• [Work to be completed] Copy everything from the line containing "legend-swatch-7-94: [1069, 2250, 1141, 2312]" down to the line containing "panel-d: 1600 1640" in the records below, substituting "vertical-tick-label" for "y-tick-label" and leaving everything else untouched. Return only those lines.
### Source material
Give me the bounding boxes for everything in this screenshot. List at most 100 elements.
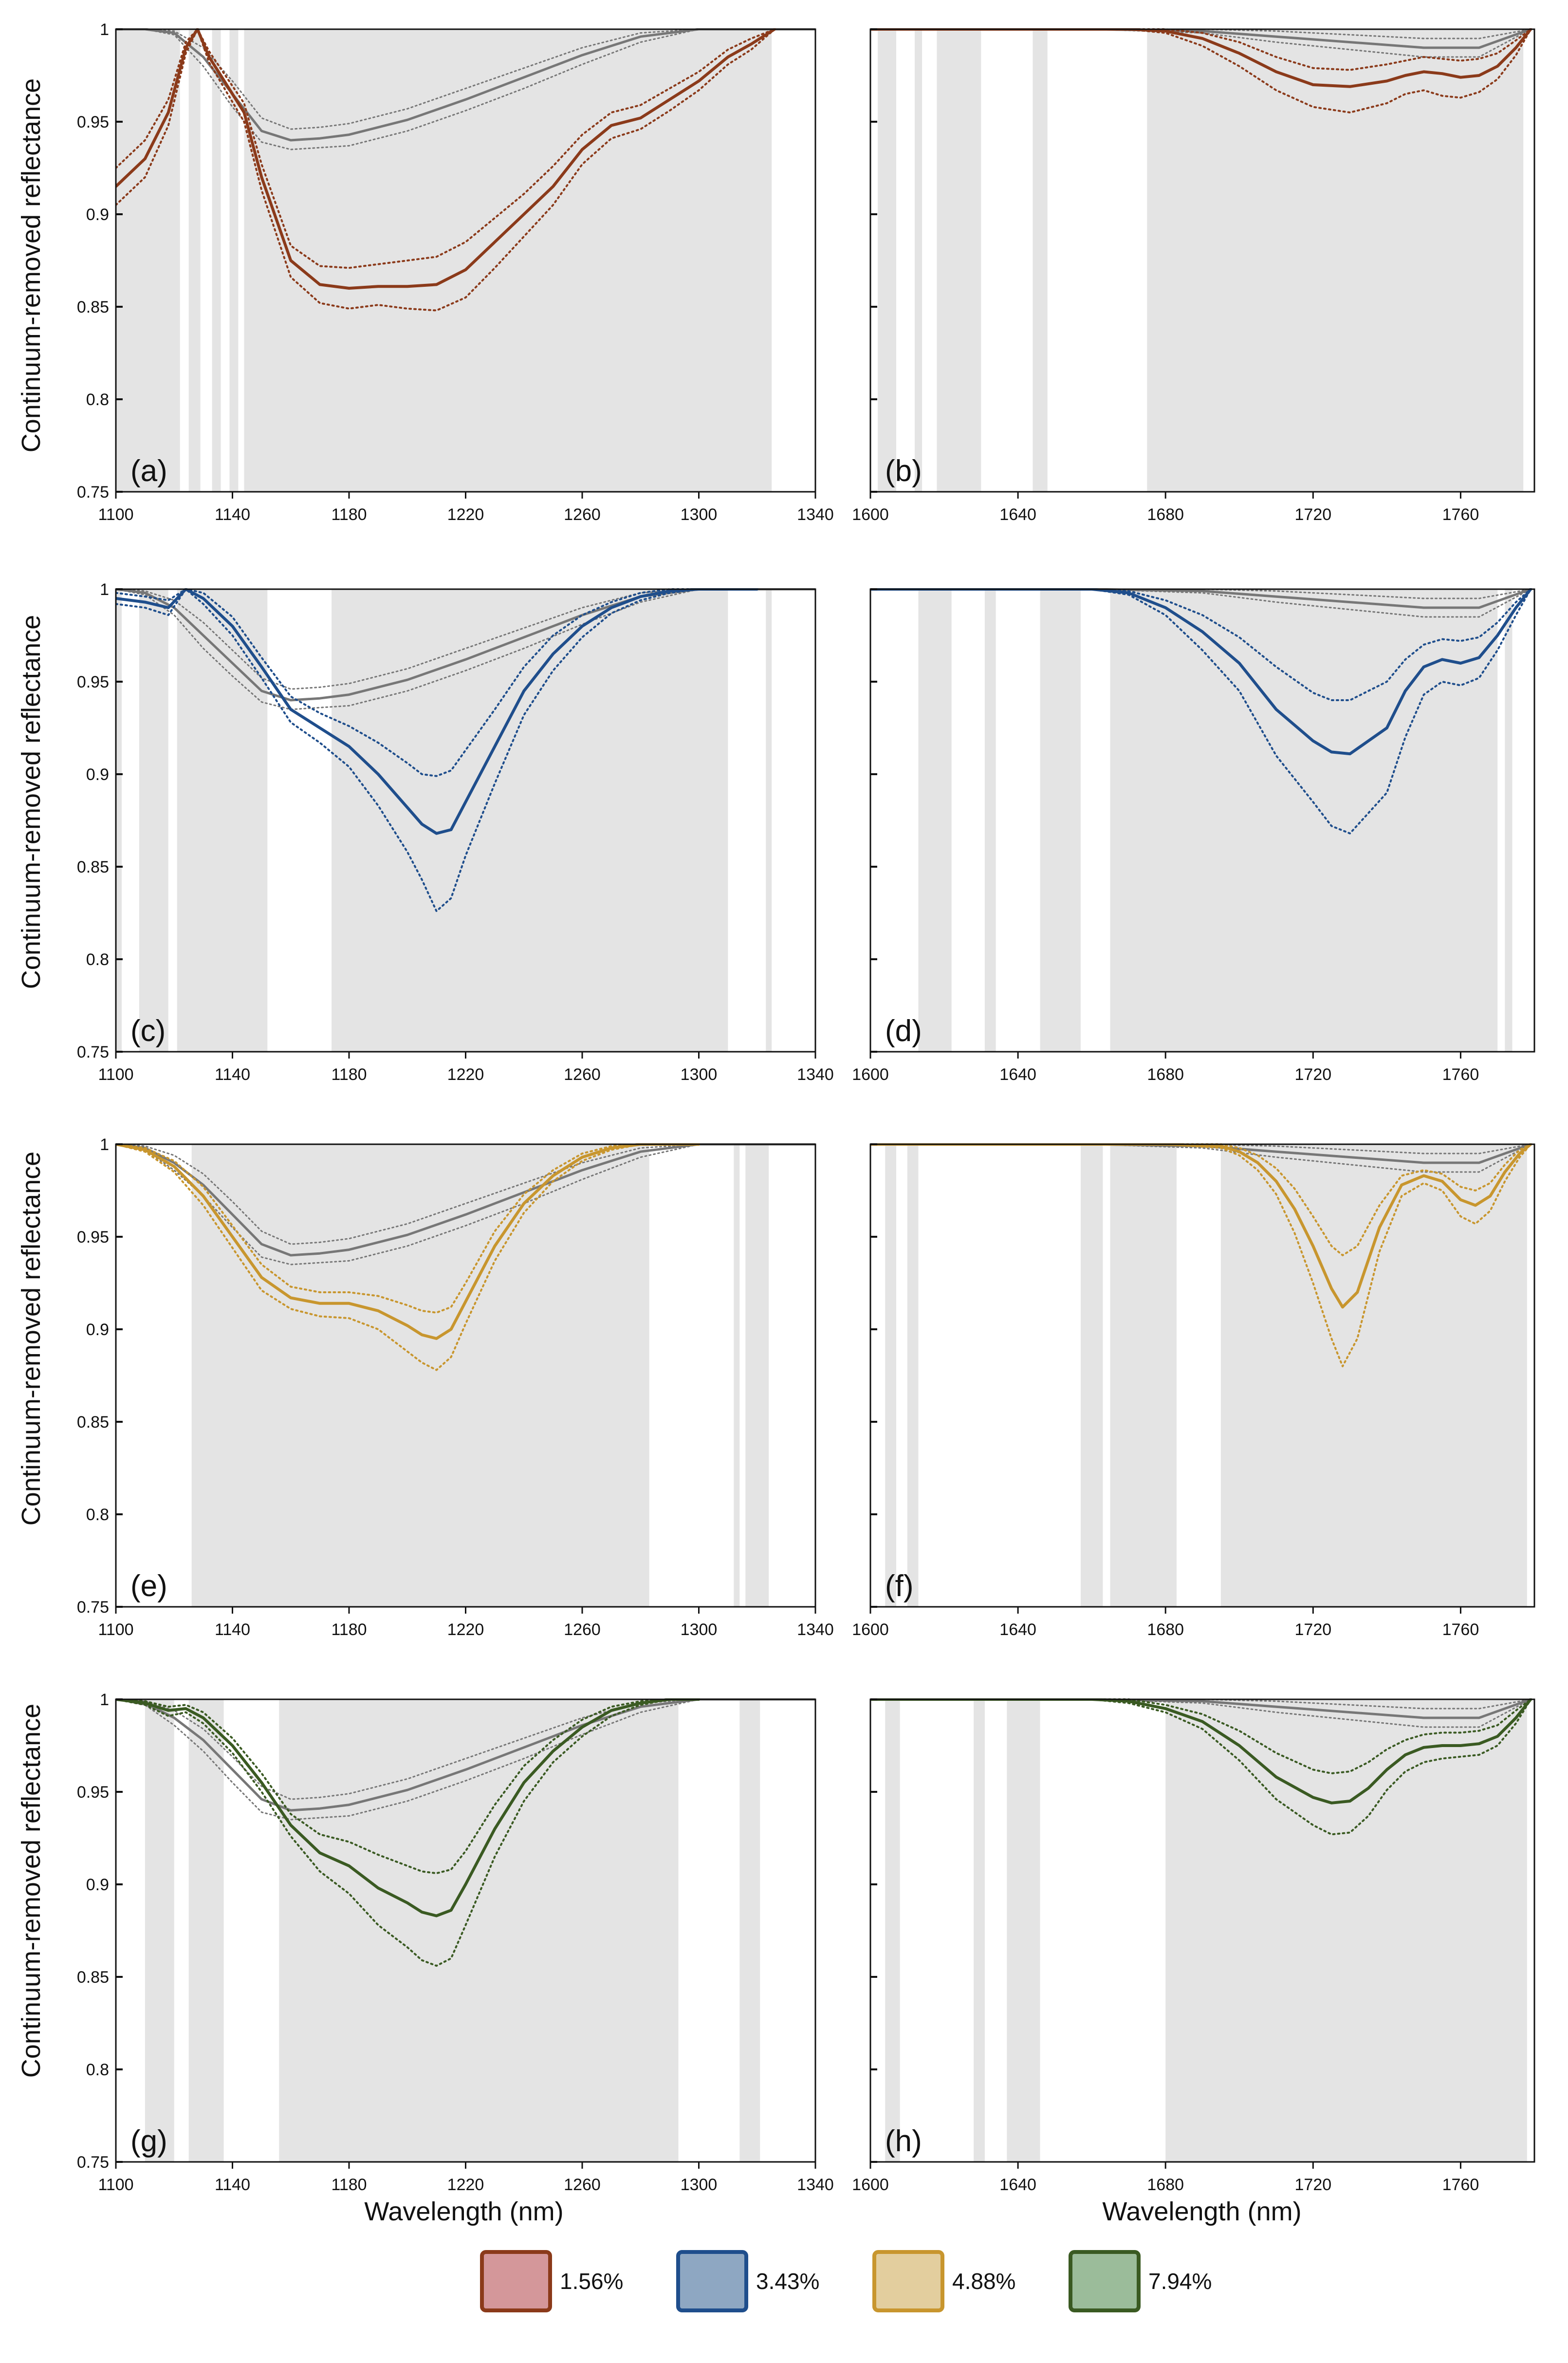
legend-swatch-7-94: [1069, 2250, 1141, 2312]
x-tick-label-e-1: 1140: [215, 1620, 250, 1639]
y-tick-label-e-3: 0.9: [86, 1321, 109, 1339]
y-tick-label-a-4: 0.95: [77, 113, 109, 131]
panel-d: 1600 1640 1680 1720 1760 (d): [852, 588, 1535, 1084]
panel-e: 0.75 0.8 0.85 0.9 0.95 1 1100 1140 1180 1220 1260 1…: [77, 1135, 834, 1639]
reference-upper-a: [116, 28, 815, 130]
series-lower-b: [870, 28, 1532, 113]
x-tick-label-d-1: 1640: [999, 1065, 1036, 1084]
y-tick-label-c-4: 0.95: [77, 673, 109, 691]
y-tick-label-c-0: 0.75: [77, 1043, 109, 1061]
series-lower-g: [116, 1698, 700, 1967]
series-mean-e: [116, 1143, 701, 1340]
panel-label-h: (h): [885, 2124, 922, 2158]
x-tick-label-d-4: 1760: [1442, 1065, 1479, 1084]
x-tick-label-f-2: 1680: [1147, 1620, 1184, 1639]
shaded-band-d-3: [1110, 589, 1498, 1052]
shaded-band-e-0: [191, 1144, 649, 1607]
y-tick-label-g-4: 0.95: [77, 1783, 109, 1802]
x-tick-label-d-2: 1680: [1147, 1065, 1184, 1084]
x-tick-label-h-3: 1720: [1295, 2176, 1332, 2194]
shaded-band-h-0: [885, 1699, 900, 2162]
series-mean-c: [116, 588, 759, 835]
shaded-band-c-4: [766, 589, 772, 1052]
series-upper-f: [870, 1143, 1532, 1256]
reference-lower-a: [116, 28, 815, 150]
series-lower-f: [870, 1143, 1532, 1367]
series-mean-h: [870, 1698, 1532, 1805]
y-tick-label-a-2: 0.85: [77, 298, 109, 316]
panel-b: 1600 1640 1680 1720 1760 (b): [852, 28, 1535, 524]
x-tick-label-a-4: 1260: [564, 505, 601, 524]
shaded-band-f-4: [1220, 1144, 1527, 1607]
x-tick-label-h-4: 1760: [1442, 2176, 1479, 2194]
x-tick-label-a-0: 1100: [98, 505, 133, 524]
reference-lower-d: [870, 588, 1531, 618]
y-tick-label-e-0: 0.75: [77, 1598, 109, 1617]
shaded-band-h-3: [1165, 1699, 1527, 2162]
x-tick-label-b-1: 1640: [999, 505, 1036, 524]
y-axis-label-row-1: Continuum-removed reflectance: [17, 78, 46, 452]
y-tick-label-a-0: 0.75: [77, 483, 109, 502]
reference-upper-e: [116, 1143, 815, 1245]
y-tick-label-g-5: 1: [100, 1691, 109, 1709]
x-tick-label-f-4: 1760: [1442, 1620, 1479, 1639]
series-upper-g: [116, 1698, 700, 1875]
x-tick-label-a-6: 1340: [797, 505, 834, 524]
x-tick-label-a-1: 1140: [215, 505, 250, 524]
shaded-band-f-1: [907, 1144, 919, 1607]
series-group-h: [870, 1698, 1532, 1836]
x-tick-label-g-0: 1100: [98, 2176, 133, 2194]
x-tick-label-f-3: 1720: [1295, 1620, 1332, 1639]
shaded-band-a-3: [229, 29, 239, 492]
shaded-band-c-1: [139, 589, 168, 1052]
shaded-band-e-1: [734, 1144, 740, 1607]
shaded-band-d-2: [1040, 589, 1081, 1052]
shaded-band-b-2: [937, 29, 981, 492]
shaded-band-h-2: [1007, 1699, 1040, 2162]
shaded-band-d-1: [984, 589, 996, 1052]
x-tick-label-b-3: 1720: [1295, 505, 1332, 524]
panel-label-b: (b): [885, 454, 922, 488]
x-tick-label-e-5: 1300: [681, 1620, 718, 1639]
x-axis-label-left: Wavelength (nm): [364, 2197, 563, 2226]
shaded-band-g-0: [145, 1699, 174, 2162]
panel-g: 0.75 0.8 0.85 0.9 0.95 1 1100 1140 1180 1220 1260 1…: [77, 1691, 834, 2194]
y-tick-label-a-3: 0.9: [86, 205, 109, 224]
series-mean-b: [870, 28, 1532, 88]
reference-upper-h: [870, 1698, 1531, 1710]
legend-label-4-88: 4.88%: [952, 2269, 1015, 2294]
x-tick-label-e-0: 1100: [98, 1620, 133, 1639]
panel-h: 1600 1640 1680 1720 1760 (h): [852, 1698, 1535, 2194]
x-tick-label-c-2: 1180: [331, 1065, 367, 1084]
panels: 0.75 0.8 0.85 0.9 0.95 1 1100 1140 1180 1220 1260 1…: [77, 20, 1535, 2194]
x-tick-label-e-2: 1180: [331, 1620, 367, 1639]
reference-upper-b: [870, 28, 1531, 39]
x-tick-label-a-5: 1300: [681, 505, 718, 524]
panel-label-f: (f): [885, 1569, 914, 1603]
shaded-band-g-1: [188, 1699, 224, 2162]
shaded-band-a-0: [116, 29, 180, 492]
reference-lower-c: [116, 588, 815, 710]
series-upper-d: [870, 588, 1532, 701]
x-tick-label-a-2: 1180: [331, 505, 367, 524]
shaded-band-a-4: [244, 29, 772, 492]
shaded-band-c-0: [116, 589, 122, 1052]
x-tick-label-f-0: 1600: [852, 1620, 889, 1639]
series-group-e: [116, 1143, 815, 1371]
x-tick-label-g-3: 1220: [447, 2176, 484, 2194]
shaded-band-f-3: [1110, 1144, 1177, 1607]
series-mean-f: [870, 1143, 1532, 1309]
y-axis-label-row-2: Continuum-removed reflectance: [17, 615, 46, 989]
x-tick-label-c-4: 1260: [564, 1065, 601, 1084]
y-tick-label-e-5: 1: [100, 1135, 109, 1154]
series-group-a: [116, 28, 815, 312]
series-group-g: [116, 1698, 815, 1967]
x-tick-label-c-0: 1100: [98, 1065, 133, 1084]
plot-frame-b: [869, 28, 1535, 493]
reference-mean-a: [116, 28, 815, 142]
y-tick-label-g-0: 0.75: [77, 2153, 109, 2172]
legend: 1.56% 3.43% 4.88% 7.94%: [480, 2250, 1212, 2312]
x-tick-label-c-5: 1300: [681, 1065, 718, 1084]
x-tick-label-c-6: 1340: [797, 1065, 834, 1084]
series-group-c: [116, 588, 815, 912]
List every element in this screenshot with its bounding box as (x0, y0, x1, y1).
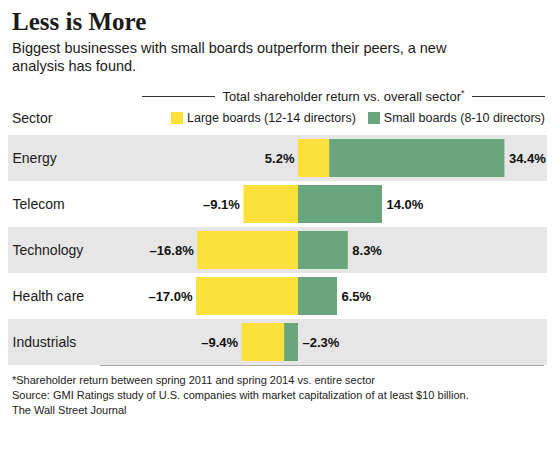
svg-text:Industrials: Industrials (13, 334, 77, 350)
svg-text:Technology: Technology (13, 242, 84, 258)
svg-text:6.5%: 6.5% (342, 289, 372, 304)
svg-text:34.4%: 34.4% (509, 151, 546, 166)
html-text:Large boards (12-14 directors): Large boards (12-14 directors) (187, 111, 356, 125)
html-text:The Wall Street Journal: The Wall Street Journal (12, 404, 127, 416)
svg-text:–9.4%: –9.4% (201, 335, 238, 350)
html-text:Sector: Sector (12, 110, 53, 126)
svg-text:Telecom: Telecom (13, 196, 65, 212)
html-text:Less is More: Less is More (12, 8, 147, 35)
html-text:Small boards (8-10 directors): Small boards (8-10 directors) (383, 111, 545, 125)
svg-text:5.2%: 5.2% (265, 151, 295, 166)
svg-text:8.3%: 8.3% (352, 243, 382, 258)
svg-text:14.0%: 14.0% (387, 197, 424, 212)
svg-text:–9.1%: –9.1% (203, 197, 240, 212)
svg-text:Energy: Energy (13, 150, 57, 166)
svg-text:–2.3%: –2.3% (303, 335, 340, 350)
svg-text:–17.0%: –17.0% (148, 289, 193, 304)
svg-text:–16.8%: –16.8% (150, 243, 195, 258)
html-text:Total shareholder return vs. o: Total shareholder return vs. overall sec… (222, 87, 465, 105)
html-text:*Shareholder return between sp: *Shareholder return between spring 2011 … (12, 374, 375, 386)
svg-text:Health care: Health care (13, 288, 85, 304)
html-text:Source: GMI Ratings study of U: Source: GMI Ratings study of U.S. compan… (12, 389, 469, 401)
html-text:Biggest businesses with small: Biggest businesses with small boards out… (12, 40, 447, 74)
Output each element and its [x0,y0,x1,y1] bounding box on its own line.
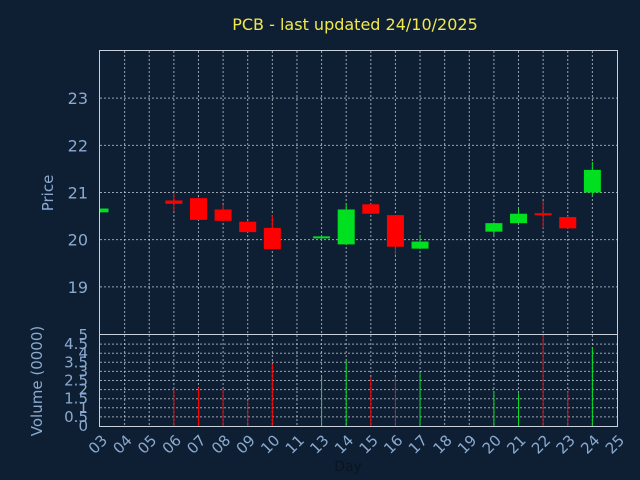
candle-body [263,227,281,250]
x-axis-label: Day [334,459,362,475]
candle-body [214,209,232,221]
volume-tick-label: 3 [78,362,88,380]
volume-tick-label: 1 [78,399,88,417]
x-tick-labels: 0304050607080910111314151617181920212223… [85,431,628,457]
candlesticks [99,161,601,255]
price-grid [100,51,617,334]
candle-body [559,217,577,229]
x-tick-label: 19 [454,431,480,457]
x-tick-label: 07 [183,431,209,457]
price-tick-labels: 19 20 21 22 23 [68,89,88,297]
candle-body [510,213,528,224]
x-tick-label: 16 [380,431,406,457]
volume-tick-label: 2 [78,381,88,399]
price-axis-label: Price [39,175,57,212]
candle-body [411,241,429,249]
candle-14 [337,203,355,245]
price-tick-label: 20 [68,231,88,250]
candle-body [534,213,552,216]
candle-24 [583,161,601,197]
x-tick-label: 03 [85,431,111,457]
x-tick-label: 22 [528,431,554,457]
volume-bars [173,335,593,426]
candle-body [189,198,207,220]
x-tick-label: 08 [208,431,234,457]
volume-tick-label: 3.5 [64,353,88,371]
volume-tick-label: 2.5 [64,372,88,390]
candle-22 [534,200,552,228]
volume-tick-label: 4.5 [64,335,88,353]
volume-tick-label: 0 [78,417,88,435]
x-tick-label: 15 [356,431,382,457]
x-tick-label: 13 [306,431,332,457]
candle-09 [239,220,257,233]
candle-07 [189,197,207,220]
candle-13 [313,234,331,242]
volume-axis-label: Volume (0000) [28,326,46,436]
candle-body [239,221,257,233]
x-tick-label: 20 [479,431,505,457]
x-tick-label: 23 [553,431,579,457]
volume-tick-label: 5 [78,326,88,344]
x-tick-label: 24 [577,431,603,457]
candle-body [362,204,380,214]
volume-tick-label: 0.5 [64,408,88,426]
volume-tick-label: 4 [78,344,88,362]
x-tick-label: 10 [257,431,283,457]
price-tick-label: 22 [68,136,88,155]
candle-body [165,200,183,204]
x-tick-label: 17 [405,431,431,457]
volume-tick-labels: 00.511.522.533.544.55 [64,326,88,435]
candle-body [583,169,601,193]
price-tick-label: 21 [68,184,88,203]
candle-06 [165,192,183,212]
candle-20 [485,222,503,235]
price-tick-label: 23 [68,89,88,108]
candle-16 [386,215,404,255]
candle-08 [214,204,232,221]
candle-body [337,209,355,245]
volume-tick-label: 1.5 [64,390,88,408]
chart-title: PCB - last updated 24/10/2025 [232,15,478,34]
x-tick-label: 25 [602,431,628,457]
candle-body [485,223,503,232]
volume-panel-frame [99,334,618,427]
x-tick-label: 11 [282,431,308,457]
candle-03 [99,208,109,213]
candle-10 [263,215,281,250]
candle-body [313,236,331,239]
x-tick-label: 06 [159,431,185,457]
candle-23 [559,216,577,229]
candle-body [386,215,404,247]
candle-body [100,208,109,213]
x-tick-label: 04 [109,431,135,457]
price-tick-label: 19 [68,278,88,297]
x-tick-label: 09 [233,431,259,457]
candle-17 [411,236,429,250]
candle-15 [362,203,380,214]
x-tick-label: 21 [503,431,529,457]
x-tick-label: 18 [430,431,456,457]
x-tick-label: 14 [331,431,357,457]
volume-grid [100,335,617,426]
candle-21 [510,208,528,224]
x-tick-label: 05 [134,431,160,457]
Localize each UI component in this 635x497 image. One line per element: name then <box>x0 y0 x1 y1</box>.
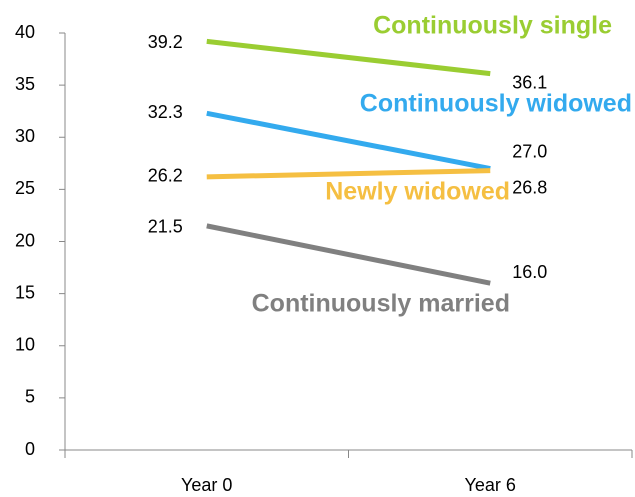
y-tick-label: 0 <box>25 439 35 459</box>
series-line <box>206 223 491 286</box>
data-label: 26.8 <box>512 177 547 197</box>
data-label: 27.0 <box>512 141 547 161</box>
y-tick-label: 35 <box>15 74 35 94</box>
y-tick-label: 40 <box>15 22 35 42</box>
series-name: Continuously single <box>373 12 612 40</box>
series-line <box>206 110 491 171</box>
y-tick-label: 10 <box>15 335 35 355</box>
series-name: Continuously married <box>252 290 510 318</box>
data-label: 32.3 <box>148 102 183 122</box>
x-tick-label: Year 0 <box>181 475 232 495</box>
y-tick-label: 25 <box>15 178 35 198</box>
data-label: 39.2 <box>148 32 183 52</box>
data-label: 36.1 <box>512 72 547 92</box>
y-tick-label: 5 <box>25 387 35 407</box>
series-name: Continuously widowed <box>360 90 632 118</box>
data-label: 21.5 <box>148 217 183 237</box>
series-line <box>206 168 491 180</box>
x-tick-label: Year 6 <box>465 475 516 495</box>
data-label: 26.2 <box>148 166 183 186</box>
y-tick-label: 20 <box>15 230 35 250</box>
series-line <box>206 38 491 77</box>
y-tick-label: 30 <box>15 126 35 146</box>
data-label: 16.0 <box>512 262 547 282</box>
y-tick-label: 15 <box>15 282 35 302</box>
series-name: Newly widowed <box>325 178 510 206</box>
######
• [Problem solution]
legend-swatch-7-94: [1069, 2250, 1141, 2312]
x-tick-label-e-1: 1140: [215, 1620, 250, 1639]
vertical-tick-label-e-3: 0.9: [86, 1321, 109, 1339]
vertical-tick-label-a-4: 0.95: [77, 113, 109, 131]
panel-d: 1600 1640 1680 1720 1760 (d): [852, 588, 1535, 1084]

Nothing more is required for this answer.